-- PROVIDED TEXT follows --
Interestingly, the estimated activity (D9D18) index correlated negatively with markers of insulin resistance, whereas the D9D16 index correlated positively (see Supplementary Table 1). This probably could be related to the possible positive association of POA with insulin resistance in this set of patients.
Proportion of cVA correlated negatively with insulin, HOMA-IR, and apolipoprotein B, showing that in our set of hyperlipidemic patients with obesity/overweight, cVA in plasma PL may function to improve insulin sensitivity. In contrast, POA correlated rather differently both with anthropometric parameters and markers of glucose and lipid homeostasis. Its proportion in plasma PL correlated positively with BMI, WHCR, fat mass, and triacylglycerols. This finding corresponds with some results of previous human studies, indicating unfavorable effects of POA on glucose homeostasis [19], though not all studies did prove such results [24].
-- PROVIDED TEXT concluded --
ACTIVITY A.
In the passage on fatty acids and insulin resistance, which measures did the proportion of cVA correlate negatively with?
ACTIVITY B.
Please extend the passage on fatty acids and insulin resistance, picking up after its final sentence.
You can ignore the items that follow.
-- INFORMATION SUPPLIED follows --
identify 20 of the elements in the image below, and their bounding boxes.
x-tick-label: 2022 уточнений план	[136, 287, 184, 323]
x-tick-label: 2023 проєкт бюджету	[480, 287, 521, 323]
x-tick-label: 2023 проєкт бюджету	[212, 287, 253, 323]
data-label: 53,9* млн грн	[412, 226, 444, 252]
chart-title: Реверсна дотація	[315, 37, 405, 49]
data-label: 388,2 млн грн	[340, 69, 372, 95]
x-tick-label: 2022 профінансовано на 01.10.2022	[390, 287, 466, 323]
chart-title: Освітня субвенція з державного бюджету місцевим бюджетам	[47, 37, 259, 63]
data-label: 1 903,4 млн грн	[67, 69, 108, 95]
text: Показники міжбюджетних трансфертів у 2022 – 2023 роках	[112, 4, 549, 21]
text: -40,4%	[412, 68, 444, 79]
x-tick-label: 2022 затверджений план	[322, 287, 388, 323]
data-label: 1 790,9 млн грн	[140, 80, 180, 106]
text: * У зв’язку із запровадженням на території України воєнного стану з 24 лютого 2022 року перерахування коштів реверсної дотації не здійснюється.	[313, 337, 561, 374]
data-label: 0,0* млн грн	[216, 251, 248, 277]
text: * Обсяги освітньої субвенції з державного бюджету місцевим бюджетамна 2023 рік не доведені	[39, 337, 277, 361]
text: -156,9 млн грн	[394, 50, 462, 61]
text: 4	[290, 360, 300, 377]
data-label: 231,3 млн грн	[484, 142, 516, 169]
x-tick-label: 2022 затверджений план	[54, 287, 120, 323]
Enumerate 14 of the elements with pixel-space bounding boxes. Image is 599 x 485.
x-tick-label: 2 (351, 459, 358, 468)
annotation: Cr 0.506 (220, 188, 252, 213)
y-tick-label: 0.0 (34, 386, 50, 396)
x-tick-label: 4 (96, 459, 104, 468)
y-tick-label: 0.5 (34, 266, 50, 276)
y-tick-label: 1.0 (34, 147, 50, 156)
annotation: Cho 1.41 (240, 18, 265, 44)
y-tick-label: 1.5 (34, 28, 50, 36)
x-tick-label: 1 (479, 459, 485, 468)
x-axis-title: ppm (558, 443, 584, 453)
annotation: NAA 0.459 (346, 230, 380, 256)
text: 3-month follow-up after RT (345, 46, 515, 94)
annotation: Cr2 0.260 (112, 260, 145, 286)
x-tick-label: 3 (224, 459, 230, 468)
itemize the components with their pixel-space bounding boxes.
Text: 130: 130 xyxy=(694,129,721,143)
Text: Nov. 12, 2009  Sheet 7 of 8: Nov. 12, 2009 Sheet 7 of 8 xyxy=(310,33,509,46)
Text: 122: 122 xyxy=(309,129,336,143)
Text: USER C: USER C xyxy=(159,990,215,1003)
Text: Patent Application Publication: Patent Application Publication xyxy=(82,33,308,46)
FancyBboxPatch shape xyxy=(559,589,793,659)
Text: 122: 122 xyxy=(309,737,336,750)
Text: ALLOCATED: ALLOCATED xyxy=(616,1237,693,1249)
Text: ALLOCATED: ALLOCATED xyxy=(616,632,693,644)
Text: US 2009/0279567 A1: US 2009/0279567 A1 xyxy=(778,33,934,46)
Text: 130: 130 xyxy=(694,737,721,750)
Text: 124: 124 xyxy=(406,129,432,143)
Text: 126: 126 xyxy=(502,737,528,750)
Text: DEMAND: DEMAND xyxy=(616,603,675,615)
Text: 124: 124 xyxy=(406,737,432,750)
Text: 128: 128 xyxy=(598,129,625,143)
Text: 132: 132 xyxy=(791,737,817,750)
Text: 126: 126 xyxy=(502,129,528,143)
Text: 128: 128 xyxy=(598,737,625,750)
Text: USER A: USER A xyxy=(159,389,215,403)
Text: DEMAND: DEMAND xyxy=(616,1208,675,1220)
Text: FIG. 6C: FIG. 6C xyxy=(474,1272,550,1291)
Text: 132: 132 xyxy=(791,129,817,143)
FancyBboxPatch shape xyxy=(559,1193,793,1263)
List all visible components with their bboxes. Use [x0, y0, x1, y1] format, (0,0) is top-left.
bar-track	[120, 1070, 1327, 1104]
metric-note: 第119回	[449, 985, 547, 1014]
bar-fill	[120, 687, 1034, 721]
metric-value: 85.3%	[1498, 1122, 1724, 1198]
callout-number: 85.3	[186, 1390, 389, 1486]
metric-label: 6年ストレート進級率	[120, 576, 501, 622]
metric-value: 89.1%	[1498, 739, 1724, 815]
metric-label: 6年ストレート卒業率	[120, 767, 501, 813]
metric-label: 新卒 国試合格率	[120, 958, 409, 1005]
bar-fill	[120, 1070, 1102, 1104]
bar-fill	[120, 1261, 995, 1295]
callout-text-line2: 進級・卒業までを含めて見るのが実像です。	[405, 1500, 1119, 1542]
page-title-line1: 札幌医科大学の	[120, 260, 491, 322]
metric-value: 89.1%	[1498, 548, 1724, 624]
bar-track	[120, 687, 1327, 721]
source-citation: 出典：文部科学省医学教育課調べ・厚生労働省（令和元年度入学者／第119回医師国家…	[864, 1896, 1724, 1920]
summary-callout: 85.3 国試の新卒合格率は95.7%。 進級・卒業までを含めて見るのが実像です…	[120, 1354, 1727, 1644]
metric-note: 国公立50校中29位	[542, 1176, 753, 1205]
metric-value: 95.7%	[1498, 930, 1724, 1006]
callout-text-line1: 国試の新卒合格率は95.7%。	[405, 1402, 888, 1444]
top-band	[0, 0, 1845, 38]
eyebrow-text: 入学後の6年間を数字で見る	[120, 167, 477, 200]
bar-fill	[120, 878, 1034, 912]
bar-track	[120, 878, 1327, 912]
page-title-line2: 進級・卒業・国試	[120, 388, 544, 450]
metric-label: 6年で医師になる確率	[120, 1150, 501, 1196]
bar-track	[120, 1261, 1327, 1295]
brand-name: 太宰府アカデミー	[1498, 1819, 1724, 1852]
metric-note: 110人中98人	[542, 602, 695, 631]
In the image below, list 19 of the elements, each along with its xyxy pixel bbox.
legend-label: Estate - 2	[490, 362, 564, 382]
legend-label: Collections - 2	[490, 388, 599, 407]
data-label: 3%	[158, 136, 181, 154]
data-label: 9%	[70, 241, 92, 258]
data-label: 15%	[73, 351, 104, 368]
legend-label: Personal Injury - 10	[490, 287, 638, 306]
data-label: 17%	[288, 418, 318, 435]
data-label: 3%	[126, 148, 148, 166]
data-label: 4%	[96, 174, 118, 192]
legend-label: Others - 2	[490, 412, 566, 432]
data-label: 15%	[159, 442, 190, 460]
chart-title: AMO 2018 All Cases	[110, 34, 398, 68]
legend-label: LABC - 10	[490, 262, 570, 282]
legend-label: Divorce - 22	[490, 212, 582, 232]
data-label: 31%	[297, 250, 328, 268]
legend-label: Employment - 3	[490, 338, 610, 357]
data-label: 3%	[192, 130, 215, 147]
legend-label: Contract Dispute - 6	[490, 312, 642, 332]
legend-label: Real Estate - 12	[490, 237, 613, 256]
-- INFORMATION SUPPLIED concluded --
EXERCISE RESPONSE A.
Insulin, HOMA-IR, and apolipoprotein B.

EXERCISE RESPONSE B.
Patients of Q4, in comparison with the Q1 group, had significantly lower values of an estimated D6D (18:3n6/18:2n6) (p < 0.001). This finding is in line with the results of other studies, where elevated estimated activity of D6D was described in patients with metabolic syndrome and T2DM [31], impaired fasting glycemia [30], and other pathologic conditions such as cardiovascular disease [55], tumors [9], or depression [10] Inverse correlations have been found between POA and cVA with estimated D6D activity (while POA correlated positively, cVA correlated negatively, both p < 0.001).
We have analyzed in our group of hyperlipidemic men markers of oxidative stress and inflammation (conjugated dienes in LDL and hs-CRP), as these conditions are associated with insulin resistance. Probands in the Q4 group had significantly lower concentrations of CD-LDL in comparison with the Q1 group. Concentrations of CD-LDL are considered a marker of systemic oxidative stress, partly reflecting the levels of minimally modified LDL, in which only the lipid component is oxidatively modified [56]. This finding is in line with the results of our earlier studies dealing with hypertriglyceridemia, severity of metabolic syndrome, or pancreatic cancer, as well [9, 26, 57]. The significance of lipid peroxidation in the pathogenesis of insulin resistance has been proven in experimental and clinical studies [58].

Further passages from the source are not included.